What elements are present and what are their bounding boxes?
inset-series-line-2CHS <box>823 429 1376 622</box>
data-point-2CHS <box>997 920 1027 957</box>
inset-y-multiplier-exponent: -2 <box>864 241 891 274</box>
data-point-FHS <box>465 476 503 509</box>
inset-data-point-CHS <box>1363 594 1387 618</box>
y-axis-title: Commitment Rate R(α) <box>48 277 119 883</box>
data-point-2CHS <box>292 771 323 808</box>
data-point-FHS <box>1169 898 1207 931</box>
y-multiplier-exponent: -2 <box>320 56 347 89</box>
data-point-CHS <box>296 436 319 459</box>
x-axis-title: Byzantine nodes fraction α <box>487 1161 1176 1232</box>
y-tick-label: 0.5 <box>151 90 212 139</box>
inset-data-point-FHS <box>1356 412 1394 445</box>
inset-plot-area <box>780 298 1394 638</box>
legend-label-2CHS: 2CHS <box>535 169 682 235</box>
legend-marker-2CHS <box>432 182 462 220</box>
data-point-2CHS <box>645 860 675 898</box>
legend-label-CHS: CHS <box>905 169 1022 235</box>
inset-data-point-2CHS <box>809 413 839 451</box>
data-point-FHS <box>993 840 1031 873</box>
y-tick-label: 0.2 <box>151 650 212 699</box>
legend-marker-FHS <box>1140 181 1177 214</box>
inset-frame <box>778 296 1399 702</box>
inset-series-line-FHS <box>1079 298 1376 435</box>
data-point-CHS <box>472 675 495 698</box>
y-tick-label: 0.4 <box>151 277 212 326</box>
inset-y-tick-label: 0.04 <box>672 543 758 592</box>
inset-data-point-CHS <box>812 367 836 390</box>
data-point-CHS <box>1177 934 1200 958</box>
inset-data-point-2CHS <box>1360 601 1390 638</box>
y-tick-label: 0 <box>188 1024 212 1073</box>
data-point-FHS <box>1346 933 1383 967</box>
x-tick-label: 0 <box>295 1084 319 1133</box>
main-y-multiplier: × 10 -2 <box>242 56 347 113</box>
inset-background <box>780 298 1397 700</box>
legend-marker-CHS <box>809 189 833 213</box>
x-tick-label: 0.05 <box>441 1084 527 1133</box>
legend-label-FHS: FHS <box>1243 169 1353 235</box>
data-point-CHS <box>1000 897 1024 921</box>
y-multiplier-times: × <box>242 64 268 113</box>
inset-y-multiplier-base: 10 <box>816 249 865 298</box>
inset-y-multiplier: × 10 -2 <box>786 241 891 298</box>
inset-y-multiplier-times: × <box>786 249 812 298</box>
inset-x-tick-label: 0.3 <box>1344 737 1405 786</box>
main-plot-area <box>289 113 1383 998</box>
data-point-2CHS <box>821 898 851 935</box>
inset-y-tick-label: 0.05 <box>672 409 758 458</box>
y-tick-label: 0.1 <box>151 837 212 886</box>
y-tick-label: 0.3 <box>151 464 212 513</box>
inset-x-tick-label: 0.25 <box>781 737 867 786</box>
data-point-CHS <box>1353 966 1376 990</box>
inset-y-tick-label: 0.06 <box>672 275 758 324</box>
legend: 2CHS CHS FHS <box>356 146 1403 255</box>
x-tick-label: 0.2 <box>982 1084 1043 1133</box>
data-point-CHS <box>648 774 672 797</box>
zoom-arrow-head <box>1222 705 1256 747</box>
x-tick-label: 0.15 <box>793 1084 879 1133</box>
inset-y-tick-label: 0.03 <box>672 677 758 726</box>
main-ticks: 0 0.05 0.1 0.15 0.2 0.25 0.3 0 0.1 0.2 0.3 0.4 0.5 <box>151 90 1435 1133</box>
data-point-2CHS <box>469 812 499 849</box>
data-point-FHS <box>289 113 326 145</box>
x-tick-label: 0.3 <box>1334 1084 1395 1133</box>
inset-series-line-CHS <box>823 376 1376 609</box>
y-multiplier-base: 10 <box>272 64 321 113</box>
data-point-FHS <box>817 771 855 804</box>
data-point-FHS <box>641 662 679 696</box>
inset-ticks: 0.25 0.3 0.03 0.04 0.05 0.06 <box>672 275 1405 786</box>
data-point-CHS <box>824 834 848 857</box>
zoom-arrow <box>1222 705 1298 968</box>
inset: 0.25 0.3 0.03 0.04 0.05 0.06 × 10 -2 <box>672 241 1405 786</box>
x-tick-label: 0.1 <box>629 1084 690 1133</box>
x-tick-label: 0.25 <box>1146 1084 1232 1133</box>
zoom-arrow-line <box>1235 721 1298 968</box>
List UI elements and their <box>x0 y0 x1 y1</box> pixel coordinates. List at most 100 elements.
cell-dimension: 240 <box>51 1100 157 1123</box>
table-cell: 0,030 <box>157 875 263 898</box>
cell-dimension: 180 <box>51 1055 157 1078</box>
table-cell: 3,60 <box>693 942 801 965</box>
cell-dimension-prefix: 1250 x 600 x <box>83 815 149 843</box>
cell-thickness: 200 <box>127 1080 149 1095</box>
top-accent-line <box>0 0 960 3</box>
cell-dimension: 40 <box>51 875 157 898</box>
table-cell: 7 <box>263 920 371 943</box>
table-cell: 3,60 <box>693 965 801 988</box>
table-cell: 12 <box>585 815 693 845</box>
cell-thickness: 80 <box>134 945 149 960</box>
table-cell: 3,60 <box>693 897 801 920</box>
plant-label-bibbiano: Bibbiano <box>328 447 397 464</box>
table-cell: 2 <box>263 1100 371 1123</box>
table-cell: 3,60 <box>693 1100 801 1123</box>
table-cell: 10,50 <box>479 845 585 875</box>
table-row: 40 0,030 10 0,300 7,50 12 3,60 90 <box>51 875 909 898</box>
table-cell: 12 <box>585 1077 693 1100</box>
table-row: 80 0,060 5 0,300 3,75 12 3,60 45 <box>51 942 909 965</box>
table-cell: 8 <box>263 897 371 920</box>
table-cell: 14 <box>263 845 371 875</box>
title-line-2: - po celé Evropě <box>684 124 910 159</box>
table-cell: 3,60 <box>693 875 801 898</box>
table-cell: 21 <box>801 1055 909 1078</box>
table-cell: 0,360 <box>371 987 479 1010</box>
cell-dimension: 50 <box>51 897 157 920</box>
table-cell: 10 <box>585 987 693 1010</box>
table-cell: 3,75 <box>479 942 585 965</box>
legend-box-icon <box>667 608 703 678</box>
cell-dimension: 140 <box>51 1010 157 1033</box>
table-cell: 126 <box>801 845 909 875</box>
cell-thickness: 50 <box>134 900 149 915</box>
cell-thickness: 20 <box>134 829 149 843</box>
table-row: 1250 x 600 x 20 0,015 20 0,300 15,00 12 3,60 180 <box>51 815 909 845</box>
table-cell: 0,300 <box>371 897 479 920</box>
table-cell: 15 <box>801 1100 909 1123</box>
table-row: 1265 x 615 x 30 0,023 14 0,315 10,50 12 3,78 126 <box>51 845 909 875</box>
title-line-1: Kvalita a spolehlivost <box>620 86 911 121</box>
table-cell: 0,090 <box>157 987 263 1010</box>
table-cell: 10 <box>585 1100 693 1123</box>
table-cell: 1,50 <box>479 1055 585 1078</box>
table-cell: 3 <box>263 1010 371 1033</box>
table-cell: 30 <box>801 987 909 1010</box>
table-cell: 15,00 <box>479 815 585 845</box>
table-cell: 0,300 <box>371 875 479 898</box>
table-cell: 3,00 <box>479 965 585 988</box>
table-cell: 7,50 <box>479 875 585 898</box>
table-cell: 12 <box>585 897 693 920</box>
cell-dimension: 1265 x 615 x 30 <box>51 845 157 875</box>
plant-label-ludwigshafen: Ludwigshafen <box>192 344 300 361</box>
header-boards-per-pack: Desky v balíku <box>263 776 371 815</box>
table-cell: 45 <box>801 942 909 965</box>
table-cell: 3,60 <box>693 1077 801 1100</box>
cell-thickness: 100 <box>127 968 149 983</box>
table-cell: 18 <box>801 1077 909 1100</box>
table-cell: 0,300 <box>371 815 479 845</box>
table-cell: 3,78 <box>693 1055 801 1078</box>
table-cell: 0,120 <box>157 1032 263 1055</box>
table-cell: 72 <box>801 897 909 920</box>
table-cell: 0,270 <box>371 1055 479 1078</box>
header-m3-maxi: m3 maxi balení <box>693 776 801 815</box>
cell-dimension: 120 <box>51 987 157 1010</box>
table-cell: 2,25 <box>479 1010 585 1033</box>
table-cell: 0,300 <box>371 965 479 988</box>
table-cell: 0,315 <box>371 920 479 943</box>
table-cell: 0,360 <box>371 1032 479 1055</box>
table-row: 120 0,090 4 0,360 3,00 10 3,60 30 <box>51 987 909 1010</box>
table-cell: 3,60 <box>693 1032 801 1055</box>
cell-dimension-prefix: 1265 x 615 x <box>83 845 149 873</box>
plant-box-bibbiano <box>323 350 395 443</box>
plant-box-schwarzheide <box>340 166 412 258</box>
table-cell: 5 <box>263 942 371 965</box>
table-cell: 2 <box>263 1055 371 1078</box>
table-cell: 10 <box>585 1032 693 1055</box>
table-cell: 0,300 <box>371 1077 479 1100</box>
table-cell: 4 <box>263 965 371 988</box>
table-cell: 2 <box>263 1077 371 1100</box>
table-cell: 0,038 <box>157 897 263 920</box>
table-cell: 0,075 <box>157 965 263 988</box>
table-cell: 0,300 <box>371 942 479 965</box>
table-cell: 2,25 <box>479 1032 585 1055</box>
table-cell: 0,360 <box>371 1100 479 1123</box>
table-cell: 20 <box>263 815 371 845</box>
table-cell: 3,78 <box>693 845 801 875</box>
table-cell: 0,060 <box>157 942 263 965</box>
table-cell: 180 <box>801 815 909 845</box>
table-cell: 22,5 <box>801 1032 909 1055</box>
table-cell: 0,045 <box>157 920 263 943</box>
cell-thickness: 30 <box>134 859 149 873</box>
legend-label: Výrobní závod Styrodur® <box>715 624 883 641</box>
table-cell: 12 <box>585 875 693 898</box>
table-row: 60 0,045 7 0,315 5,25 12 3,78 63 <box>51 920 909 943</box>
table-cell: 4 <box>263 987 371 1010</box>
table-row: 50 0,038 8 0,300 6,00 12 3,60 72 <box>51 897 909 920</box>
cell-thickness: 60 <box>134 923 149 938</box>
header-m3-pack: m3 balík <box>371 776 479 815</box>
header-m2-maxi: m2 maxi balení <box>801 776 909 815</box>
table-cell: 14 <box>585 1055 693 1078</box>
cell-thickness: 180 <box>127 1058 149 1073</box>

• _BRIEF_
Reproduce the entries word for word, from the first line through the line containing "data-point-CHS <box>296 436 319 459</box>", including that line.

• _ANSWER_
What elements are present and what are their bounding boxes?
inset-series-line-2CHS <box>823 429 1376 622</box>
data-point-2CHS <box>997 920 1027 957</box>
inset-y-multiplier-exponent: -2 <box>864 241 891 274</box>
data-point-FHS <box>465 476 503 509</box>
inset-data-point-CHS <box>1363 594 1387 618</box>
y-axis-title: Commitment Rate R(α) <box>48 277 119 883</box>
data-point-2CHS <box>292 771 323 808</box>
data-point-FHS <box>1169 898 1207 931</box>
y-multiplier-exponent: -2 <box>320 56 347 89</box>
data-point-CHS <box>296 436 319 459</box>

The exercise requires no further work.